* Task statement *
Extract every line that contains the string "Answer".

* Entries *
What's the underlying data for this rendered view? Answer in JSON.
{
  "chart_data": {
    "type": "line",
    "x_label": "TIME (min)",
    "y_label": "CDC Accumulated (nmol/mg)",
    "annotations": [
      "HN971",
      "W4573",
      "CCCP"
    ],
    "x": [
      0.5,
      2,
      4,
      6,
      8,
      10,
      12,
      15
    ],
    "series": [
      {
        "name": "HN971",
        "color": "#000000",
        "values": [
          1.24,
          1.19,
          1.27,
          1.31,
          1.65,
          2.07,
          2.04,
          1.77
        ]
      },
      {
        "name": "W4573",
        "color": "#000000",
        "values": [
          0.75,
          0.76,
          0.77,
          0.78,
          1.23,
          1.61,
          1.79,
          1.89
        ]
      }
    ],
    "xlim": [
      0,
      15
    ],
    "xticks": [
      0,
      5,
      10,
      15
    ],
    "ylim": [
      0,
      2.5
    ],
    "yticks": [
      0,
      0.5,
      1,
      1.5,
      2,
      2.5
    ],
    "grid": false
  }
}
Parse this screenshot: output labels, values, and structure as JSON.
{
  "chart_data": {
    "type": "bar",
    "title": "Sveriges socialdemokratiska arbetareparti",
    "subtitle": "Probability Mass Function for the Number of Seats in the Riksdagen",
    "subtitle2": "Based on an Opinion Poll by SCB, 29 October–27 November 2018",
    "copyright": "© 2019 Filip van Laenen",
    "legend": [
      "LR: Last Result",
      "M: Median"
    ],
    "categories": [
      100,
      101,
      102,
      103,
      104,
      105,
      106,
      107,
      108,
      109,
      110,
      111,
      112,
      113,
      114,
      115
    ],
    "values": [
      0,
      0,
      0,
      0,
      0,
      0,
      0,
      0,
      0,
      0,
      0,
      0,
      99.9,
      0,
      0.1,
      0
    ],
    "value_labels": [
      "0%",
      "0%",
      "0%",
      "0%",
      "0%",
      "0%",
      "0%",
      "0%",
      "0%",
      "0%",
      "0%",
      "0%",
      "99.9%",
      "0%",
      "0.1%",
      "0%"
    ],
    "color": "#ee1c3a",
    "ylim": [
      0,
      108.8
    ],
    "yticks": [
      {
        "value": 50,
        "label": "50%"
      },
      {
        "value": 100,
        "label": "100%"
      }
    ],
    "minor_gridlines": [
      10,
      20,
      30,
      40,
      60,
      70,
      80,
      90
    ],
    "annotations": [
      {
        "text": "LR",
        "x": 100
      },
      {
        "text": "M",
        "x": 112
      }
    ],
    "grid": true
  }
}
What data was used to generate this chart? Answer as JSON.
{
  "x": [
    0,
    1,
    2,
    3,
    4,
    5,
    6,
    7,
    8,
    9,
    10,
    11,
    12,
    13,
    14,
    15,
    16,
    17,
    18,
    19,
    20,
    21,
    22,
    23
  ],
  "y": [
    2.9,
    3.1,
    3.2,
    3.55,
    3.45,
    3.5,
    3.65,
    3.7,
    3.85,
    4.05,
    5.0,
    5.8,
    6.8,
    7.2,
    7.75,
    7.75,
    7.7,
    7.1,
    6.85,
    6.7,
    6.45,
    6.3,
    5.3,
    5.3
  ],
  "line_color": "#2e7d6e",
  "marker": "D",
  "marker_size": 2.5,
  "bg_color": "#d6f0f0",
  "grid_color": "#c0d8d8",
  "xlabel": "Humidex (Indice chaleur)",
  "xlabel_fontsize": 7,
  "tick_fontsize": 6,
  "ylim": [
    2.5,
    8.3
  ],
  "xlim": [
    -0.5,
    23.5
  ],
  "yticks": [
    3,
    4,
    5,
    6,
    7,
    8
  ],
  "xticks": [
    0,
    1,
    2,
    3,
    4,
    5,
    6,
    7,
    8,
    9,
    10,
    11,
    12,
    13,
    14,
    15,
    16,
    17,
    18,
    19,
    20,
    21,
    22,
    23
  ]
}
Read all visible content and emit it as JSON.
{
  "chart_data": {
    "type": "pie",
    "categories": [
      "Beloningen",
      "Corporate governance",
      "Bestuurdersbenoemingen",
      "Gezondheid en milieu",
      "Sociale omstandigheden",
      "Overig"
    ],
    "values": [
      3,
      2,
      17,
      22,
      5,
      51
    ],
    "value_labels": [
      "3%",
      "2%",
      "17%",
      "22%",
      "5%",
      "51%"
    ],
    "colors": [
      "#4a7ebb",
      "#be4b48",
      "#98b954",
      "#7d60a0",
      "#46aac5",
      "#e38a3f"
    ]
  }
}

* Response below *
What's the underlying data for this rendered view? Answer in JSON.
What data was used to generate this chart? Answer as JSON.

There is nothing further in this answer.